Start of RECORDS SUPPLIED

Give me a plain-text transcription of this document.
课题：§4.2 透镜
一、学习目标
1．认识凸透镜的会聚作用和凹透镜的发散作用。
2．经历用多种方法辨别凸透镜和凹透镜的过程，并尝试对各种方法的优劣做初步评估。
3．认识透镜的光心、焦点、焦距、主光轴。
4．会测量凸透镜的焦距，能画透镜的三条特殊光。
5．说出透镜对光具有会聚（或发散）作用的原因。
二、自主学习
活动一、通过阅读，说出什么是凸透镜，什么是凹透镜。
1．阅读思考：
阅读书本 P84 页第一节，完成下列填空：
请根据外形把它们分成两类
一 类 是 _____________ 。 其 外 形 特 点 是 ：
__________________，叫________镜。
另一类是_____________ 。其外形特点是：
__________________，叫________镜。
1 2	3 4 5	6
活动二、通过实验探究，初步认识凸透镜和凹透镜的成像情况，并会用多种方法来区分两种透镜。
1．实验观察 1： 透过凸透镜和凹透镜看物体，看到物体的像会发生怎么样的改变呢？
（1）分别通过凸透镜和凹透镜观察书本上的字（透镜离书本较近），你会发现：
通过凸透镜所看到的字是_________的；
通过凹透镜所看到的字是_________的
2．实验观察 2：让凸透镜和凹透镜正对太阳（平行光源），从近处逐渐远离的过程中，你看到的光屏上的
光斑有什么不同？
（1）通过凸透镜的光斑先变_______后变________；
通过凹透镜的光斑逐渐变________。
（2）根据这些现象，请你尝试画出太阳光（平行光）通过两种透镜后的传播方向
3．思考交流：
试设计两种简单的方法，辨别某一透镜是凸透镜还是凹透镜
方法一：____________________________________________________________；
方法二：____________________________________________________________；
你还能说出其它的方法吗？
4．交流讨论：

End of RECORDS SUPPLIED

AIM
Extract every line of the records above that contains the word "实验观察".

ANSWER IN FULL
1．实验观察 1： 透过凸透镜和凹透镜看物体，看到物体的像会发生怎么样的改变呢？
2．实验观察 2：让凸透镜和凹透镜正对太阳（平行光源），从近处逐渐远离的过程中，你看到的光屏上的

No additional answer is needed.